## Work required
Please update the records below by replacing "step-text" with "instruction-text" wherever it appears, keeping every other line unchanged. Leave the pictures out of your output.

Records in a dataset
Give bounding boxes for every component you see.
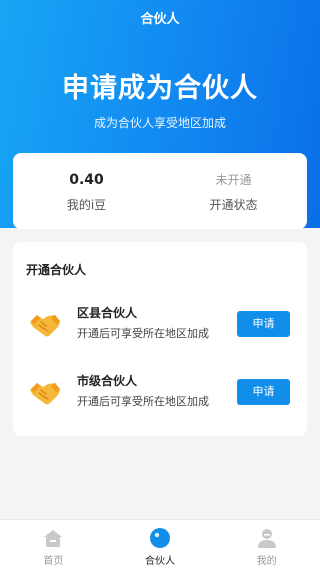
partner-row-city: 市级合伙人 开通后可享受所在地区加成 申请 [13,370,307,416]
nav-title: 合伙人 [140,12,180,27]
tab-label: 我的 [256,556,277,567]
tab-partner[interactable]: 合伙人 [107,520,214,568]
status-label: 开通状态 [209,197,258,212]
tab-label: 首页 [43,556,64,567]
partner-name: 市级合伙人 [77,374,138,388]
apply-button-county[interactable]: 申请 [237,311,290,337]
partner-card: 开通合伙人 区县合伙人 开通后可享受所在地区加成 申请 市级合伙人 开通后可享受… [13,242,307,436]
balance-stat[interactable]: 0.40 我的i豆 [13,170,160,213]
user-icon [257,529,276,548]
handshake-icon [30,315,60,337]
section-title: 开通合伙人 [26,263,87,277]
status-value: 未开通 [215,172,252,187]
tab-label: 合伙人 [145,556,175,567]
tab-home[interactable]: 首页 [0,520,107,568]
partner-desc: 开通后可享受所在地区加成 [77,327,209,340]
stats-card: 0.40 我的i豆 未开通 开通状态 [13,153,307,229]
partner-dot-icon [150,528,170,548]
status-stat: 未开通 开通状态 [160,170,307,213]
hero-title: 申请成为合伙人 [62,73,258,104]
apply-button-city[interactable]: 申请 [237,379,290,405]
partner-row-county: 区县合伙人 开通后可享受所在地区加成 申请 [13,302,307,348]
tab-mine[interactable]: 我的 [213,520,320,568]
balance-value: 0.40 [69,171,104,188]
partner-desc: 开通后可享受所在地区加成 [77,395,209,408]
handshake-icon [30,383,60,405]
partner-name: 区县合伙人 [77,306,138,320]
hero-subtitle: 成为合伙人享受地区加成 [93,116,226,130]
balance-label: 我的i豆 [66,197,107,212]
home-icon [44,530,63,547]
tab-bar: 首页 合伙人 我的 [0,519,320,568]
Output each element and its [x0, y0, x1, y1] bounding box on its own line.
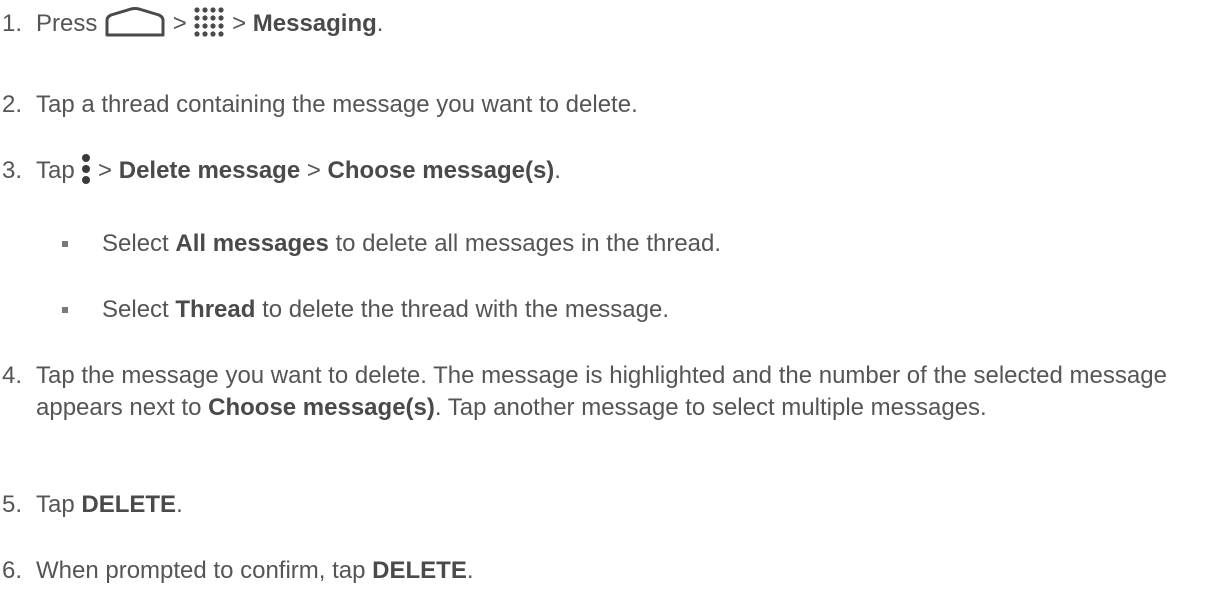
separator: >: [172, 10, 187, 37]
punctuation: .: [554, 157, 561, 184]
separator: >: [232, 10, 247, 37]
messaging-label: Messaging: [252, 10, 377, 37]
choose-messages-label: Choose message(s): [327, 157, 555, 184]
punctuation: .: [466, 557, 474, 584]
tap-label: Tap: [36, 491, 75, 518]
delete-label: DELETE: [81, 491, 177, 518]
select-label: Select: [102, 230, 169, 257]
more-options-icon: [81, 153, 91, 185]
bullet-marker: [62, 307, 68, 313]
step-text: Tap DELETE.: [36, 489, 183, 521]
confirm-text: When prompted to confirm, tap: [36, 557, 366, 584]
bullet-marker: [62, 241, 68, 247]
bullet-text: Select All messages to delete all messag…: [102, 228, 721, 260]
choose-messages-label: Choose message(s): [208, 394, 435, 421]
tap-label: Tap: [36, 157, 75, 184]
home-icon: [104, 6, 166, 37]
apps-grid-icon: [193, 6, 225, 38]
delete-message-label: Delete message: [118, 157, 301, 184]
step-4-text-part-2: . Tap another message to select multiple…: [434, 394, 987, 421]
thread-label: Thread: [175, 296, 256, 323]
select-label: Select: [102, 296, 169, 323]
step-text: When prompted to confirm, tap DELETE.: [36, 555, 474, 587]
separator: >: [306, 157, 321, 184]
step-text: Tap > Delete message > Choose message(s)…: [36, 153, 561, 187]
all-messages-label: All messages: [175, 230, 329, 257]
bullet-rest-text: to delete the thread with the message.: [262, 296, 669, 323]
step-text: Tap the message you want to delete. The …: [36, 360, 1176, 424]
step-text: Tap a thread containing the message you …: [36, 91, 638, 118]
bullet-rest-text: to delete all messages in the thread.: [335, 230, 722, 257]
delete-label: DELETE: [372, 557, 467, 584]
punctuation: .: [176, 491, 183, 518]
punctuation: .: [376, 10, 384, 37]
step-text: Press > > Messaging.: [36, 6, 384, 40]
press-label: Press: [36, 10, 98, 37]
bullet-text: Select Thread to delete the thread with …: [102, 294, 669, 326]
separator: >: [98, 157, 113, 184]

## Worked answer
Give bounding boxes for every component you see.
partner-row-city: 市级合伙人 开通后可享受所在地区加成 申请 [13,370,307,416]
nav-title: 合伙人 [140,12,180,27]
tab-label: 我的 [256,556,277,567]
tab-partner[interactable]: 合伙人 [107,520,214,568]
status-label: 开通状态 [209,197,258,212]
tab-label: 首页 [43,556,64,567]
partner-name: 市级合伙人 [77,374,138,388]
apply-button-county[interactable]: 申请 [237,311,290,337]
partner-card: 开通合伙人 区县合伙人 开通后可享受所在地区加成 申请 市级合伙人 开通后可享受… [13,242,307,436]
balance-stat[interactable]: 0.40 我的i豆 [13,170,160,213]
user-icon [257,529,276,548]
handshake-icon [30,315,60,337]
section-title: 开通合伙人 [26,263,87,277]
status-value: 未开通 [215,172,252,187]
tab-label: 合伙人 [145,556,175,567]
tab-home[interactable]: 首页 [0,520,107,568]
partner-desc: 开通后可享受所在地区加成 [77,327,209,340]
stats-card: 0.40 我的i豆 未开通 开通状态 [13,153,307,229]
partner-dot-icon [150,528,170,548]
status-stat: 未开通 开通状态 [160,170,307,213]
hero-title: 申请成为合伙人 [62,73,258,104]
apply-button-city[interactable]: 申请 [237,379,290,405]
partner-row-county: 区县合伙人 开通后可享受所在地区加成 申请 [13,302,307,348]
tab-mine[interactable]: 我的 [213,520,320,568]
balance-value: 0.40 [69,171,104,188]
partner-desc: 开通后可享受所在地区加成 [77,395,209,408]
handshake-icon [30,383,60,405]
partner-name: 区县合伙人 [77,306,138,320]
hero-subtitle: 成为合伙人享受地区加成 [93,116,226,130]
balance-label: 我的i豆 [66,197,107,212]
home-icon [44,530,63,547]
tab-bar: 首页 合伙人 我的 [0,519,320,568]
Output each element and its [x0, y0, x1, y1] bounding box on its own line.
separator: >: [172, 10, 187, 37]
punctuation: .: [554, 157, 561, 184]
separator: >: [232, 10, 247, 37]
messaging-label: Messaging: [252, 10, 377, 37]
choose-messages-label: Choose message(s): [327, 157, 555, 184]
punctuation: .: [466, 557, 474, 584]
tap-label: Tap: [36, 491, 75, 518]
delete-label: DELETE: [81, 491, 177, 518]
select-label: Select: [102, 230, 169, 257]
more-options-icon: [81, 153, 91, 185]
bullet-marker: [62, 307, 68, 313]
instruction-text: Tap DELETE.: [36, 489, 183, 521]
confirm-text: When prompted to confirm, tap: [36, 557, 366, 584]
bullet-marker: [62, 241, 68, 247]
bullet-text: Select All messages to delete all messag…: [102, 228, 721, 260]
choose-messages-label: Choose message(s): [208, 394, 435, 421]
tap-label: Tap: [36, 157, 75, 184]
home-icon: [104, 6, 166, 37]
apps-grid-icon: [193, 6, 225, 38]
delete-message-label: Delete message: [118, 157, 301, 184]
step-4-text-part-2: . Tap another message to select multiple…: [434, 394, 987, 421]
thread-label: Thread: [175, 296, 256, 323]
select-label: Select: [102, 296, 169, 323]
instruction-text: When prompted to confirm, tap DELETE.: [36, 555, 474, 587]
separator: >: [306, 157, 321, 184]
instruction-text: Tap > Delete message > Choose message(s)…: [36, 153, 561, 187]
all-messages-label: All messages: [175, 230, 329, 257]
bullet-rest-text: to delete the thread with the message.: [262, 296, 669, 323]
instruction-text: Tap the message you want to delete. The …: [36, 360, 1176, 424]
instruction-text: Tap a thread containing the message you …: [36, 91, 638, 118]
bullet-rest-text: to delete all messages in the thread.: [335, 230, 722, 257]
delete-label: DELETE: [372, 557, 467, 584]
punctuation: .: [176, 491, 183, 518]
punctuation: .: [376, 10, 384, 37]
instruction-text: Press > > Messaging.: [36, 6, 384, 40]
press-label: Press: [36, 10, 98, 37]
bullet-text: Select Thread to delete the thread with …: [102, 294, 669, 326]
separator: >: [98, 157, 113, 184]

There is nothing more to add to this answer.